Work to complete:
From the entries that follow, extract each line holding the string "közötti".

Records:
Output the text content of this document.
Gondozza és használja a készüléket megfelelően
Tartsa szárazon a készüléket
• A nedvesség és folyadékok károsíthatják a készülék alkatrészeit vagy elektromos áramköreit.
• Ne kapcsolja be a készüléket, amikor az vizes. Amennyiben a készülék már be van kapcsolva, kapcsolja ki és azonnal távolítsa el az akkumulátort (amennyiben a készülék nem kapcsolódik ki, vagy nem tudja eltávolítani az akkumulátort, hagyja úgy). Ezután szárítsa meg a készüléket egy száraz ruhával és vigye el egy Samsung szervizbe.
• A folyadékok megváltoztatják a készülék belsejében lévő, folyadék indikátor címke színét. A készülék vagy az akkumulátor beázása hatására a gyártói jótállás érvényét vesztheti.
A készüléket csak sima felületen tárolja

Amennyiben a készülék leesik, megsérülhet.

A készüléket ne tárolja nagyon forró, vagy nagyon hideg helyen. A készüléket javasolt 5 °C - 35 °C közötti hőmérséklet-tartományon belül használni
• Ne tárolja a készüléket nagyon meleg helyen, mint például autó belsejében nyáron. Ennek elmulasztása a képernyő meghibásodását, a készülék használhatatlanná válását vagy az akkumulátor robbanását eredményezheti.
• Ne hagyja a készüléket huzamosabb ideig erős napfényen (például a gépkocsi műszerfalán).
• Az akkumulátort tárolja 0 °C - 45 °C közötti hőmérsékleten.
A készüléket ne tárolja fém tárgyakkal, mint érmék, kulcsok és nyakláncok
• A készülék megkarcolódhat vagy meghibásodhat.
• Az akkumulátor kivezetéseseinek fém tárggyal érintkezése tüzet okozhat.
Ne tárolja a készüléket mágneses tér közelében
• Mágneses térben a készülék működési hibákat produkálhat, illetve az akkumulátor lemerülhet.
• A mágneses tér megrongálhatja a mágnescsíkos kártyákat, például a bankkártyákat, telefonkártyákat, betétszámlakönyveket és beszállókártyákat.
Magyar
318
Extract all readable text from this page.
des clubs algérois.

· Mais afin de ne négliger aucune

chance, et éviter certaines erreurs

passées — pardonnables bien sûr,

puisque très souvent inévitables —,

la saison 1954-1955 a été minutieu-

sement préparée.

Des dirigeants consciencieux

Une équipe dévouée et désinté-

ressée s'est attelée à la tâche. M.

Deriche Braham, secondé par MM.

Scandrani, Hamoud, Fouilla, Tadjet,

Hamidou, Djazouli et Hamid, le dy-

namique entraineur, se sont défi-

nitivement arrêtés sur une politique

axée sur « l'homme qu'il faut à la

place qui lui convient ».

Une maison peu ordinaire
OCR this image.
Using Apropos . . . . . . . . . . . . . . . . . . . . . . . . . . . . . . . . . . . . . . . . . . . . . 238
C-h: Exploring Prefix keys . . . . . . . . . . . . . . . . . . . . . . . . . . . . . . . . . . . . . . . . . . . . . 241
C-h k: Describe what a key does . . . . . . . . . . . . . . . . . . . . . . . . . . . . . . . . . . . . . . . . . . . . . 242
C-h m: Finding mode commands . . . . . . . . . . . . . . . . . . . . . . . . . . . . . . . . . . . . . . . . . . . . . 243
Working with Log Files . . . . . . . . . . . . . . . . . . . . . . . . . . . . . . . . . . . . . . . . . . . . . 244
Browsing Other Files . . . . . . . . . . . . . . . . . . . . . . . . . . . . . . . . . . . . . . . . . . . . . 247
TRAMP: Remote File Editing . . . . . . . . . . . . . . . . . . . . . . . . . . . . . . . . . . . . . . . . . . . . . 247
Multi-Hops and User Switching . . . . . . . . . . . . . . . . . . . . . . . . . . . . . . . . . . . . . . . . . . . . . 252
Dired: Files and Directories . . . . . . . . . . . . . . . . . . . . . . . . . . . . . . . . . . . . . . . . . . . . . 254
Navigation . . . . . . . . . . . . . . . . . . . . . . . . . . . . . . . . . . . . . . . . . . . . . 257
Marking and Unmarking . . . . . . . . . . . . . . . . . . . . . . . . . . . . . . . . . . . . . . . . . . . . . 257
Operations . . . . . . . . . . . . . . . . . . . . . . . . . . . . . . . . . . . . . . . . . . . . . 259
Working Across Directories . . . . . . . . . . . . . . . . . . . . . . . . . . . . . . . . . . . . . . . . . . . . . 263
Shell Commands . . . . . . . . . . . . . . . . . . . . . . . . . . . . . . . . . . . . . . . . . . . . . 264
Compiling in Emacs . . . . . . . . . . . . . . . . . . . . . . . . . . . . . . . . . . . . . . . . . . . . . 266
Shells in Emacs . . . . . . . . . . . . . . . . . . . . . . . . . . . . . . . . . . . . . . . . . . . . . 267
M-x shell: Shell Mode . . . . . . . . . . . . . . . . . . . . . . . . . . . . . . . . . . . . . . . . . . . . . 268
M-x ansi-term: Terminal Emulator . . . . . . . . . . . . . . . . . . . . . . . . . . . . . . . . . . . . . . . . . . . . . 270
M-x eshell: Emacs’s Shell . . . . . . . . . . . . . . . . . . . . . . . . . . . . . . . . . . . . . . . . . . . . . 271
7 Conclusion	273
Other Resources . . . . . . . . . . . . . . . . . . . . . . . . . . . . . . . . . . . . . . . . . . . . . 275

Final result:
A készüléket ne tárolja nagyon forró, vagy nagyon hideg helyen. A készüléket javasolt 5 °C - 35 °C közötti hőmérséklet-tartományon belül használni
• Az akkumulátort tárolja 0 °C - 45 °C közötti hőmérsékleten.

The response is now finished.